RECORDS PROVIDED

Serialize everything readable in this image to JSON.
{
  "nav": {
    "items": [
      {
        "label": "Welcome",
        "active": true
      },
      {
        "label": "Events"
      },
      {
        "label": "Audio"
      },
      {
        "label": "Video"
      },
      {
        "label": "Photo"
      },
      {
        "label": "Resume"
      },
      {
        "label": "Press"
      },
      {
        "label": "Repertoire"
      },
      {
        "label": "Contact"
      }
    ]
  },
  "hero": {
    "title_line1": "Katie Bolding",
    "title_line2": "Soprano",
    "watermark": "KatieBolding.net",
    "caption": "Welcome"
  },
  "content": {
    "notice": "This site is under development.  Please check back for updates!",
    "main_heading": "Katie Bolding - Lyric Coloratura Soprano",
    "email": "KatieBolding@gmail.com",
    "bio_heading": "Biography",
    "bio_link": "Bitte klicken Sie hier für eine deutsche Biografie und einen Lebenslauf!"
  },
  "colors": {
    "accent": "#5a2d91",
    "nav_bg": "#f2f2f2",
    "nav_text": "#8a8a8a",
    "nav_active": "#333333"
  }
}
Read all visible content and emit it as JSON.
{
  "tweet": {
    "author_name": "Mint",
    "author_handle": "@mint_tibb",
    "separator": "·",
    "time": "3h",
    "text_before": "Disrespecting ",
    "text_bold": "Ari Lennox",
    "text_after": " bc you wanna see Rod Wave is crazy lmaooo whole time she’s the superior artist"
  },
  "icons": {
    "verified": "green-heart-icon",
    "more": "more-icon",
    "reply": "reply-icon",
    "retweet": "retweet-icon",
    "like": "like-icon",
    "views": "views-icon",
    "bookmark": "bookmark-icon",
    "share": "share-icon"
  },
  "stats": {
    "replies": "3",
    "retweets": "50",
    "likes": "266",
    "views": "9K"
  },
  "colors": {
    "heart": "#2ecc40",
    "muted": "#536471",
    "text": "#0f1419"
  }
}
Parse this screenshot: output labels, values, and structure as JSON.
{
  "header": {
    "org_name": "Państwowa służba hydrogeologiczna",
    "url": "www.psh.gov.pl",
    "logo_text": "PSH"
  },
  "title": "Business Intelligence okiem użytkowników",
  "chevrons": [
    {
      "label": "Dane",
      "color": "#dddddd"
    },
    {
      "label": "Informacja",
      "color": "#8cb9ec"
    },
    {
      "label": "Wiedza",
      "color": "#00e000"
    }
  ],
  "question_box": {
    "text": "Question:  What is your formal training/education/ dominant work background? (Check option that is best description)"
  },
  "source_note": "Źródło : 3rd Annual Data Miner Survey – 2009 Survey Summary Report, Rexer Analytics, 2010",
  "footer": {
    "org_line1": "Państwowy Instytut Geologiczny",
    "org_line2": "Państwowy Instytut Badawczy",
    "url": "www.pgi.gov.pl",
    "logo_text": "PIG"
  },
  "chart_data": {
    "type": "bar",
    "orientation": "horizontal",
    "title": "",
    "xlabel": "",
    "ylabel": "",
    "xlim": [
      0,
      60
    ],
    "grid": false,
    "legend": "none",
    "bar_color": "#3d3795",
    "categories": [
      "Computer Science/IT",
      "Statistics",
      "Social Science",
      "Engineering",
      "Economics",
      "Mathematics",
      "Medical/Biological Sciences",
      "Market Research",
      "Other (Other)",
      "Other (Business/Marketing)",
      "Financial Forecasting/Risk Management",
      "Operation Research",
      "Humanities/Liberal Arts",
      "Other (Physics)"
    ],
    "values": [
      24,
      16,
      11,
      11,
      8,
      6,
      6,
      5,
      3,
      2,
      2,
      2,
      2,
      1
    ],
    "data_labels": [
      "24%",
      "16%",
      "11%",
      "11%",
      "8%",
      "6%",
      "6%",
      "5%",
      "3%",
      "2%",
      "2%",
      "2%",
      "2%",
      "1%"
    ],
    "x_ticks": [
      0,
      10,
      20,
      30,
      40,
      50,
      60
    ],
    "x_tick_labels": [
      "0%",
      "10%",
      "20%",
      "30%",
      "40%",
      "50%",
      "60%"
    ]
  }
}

REQUIRED TASK
Search the records for the string "Other" and return every line in which it occurs.

EXPECTED ANSWER
      "Other (Other)",
      "Other (Business/Marketing)",
      "Other (Physics)"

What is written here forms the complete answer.